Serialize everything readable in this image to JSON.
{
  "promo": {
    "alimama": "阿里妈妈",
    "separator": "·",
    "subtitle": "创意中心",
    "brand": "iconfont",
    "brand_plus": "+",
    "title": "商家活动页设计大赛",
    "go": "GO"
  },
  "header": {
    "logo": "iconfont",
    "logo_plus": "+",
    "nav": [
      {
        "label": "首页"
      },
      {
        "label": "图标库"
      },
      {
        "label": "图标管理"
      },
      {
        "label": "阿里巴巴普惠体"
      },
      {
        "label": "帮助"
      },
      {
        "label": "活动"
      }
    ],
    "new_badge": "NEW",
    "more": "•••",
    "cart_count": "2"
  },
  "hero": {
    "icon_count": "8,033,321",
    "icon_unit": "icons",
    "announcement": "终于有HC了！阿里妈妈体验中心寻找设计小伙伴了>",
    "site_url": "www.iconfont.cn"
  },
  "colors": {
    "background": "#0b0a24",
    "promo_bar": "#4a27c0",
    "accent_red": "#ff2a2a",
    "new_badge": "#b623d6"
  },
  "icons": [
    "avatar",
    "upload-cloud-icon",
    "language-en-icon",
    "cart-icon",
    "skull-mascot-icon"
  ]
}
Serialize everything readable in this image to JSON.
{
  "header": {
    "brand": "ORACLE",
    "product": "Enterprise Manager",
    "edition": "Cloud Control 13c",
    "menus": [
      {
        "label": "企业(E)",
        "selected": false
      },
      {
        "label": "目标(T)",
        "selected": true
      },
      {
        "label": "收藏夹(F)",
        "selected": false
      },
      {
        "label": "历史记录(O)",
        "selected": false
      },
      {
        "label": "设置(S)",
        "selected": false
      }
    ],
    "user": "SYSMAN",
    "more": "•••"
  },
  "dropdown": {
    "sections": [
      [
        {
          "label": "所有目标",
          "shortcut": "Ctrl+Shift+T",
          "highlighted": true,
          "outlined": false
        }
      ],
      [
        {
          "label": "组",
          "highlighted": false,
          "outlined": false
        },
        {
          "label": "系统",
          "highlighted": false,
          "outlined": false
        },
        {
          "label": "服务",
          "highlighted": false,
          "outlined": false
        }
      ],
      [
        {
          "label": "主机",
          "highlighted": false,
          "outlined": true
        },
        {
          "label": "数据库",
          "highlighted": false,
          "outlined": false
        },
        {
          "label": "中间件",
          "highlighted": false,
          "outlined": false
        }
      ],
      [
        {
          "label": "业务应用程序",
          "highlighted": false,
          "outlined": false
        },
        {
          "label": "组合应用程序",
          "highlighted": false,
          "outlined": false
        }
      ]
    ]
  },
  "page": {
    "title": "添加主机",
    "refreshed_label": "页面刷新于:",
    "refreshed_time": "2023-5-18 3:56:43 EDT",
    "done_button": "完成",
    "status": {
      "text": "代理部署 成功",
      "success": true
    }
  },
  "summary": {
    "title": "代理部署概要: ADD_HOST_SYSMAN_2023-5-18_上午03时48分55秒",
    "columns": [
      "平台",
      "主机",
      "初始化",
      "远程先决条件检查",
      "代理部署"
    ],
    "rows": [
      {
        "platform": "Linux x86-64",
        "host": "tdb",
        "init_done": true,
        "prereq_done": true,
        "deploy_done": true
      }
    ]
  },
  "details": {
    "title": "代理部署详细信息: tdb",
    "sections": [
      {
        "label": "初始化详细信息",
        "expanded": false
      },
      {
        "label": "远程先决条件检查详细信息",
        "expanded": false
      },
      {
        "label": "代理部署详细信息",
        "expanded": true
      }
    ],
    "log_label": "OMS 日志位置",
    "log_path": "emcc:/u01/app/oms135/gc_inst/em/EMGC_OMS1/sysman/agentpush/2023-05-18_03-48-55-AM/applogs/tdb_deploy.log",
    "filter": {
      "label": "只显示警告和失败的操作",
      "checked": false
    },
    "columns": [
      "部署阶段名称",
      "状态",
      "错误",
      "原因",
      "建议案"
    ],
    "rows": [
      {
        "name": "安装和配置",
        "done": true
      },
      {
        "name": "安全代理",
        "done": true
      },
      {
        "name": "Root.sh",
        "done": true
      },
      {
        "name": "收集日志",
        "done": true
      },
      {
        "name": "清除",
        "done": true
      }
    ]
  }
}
============================================================
| What this task involves |
Transcribe the entire listing above precisely.

| Worked solution |
Serialize everything readable in this image to JSON.
{
  "promo": {
    "alimama": "阿里妈妈",
    "separator": "·",
    "subtitle": "创意中心",
    "brand": "iconfont",
    "brand_plus": "+",
    "title": "商家活动页设计大赛",
    "go": "GO"
  },
  "header": {
    "logo": "iconfont",
    "logo_plus": "+",
    "nav": [
      {
        "label": "首页"
      },
      {
        "label": "图标库"
      },
      {
        "label": "图标管理"
      },
      {
        "label": "阿里巴巴普惠体"
      },
      {
        "label": "帮助"
      },
      {
        "label": "活动"
      }
    ],
    "new_badge": "NEW",
    "more": "•••",
    "cart_count": "2"
  },
  "hero": {
    "icon_count": "8,033,321",
    "icon_unit": "icons",
    "announcement": "终于有HC了！阿里妈妈体验中心寻找设计小伙伴了>",
    "site_url": "www.iconfont.cn"
  },
  "colors": {
    "background": "#0b0a24",
    "promo_bar": "#4a27c0",
    "accent_red": "#ff2a2a",
    "new_badge": "#b623d6"
  },
  "icons": [
    "avatar",
    "upload-cloud-icon",
    "language-en-icon",
    "cart-icon",
    "skull-mascot-icon"
  ]
}
Serialize everything readable in this image to JSON.
{
  "header": {
    "brand": "ORACLE",
    "product": "Enterprise Manager",
    "edition": "Cloud Control 13c",
    "menus": [
      {
        "label": "企业(E)",
        "selected": false
      },
      {
        "label": "目标(T)",
        "selected": true
      },
      {
        "label": "收藏夹(F)",
        "selected": false
      },
      {
        "label": "历史记录(O)",
        "selected": false
      },
      {
        "label": "设置(S)",
        "selected": false
      }
    ],
    "user": "SYSMAN",
    "more": "•••"
  },
  "dropdown": {
    "sections": [
      [
        {
          "label": "所有目标",
          "shortcut": "Ctrl+Shift+T",
          "highlighted": true,
          "outlined": false
        }
      ],
      [
        {
          "label": "组",
          "highlighted": false,
          "outlined": false
        },
        {
          "label": "系统",
          "highlighted": false,
          "outlined": false
        },
        {
          "label": "服务",
          "highlighted": false,
          "outlined": false
        }
      ],
      [
        {
          "label": "主机",
          "highlighted": false,
          "outlined": true
        },
        {
          "label": "数据库",
          "highlighted": false,
          "outlined": false
        },
        {
          "label": "中间件",
          "highlighted": false,
          "outlined": false
        }
      ],
      [
        {
          "label": "业务应用程序",
          "highlighted": false,
          "outlined": false
        },
        {
          "label": "组合应用程序",
          "highlighted": false,
          "outlined": false
        }
      ]
    ]
  },
  "page": {
    "title": "添加主机",
    "refreshed_label": "页面刷新于:",
    "refreshed_time": "2023-5-18 3:56:43 EDT",
    "done_button": "完成",
    "status": {
      "text": "代理部署 成功",
      "success": true
    }
  },
  "summary": {
    "title": "代理部署概要: ADD_HOST_SYSMAN_2023-5-18_上午03时48分55秒",
    "columns": [
      "平台",
      "主机",
      "初始化",
      "远程先决条件检查",
      "代理部署"
    ],
    "rows": [
      {
        "platform": "Linux x86-64",
        "host": "tdb",
        "init_done": true,
        "prereq_done": true,
        "deploy_done": true
      }
    ]
  },
  "details": {
    "title": "代理部署详细信息: tdb",
    "sections": [
      {
        "label": "初始化详细信息",
        "expanded": false
      },
      {
        "label": "远程先决条件检查详细信息",
        "expanded": false
      },
      {
        "label": "代理部署详细信息",
        "expanded": true
      }
    ],
    "log_label": "OMS 日志位置",
    "log_path": "emcc:/u01/app/oms135/gc_inst/em/EMGC_OMS1/sysman/agentpush/2023-05-18_03-48-55-AM/applogs/tdb_deploy.log",
    "filter": {
      "label": "只显示警告和失败的操作",
      "checked": false
    },
    "columns": [
      "部署阶段名称",
      "状态",
      "错误",
      "原因",
      "建议案"
    ],
    "rows": [
      {
        "name": "安装和配置",
        "done": true
      },
      {
        "name": "安全代理",
        "done": true
      },
      {
        "name": "Root.sh",
        "done": true
      },
      {
        "name": "收集日志",
        "done": true
      },
      {
        "name": "清除",
        "done": true
      }
    ]
  }
}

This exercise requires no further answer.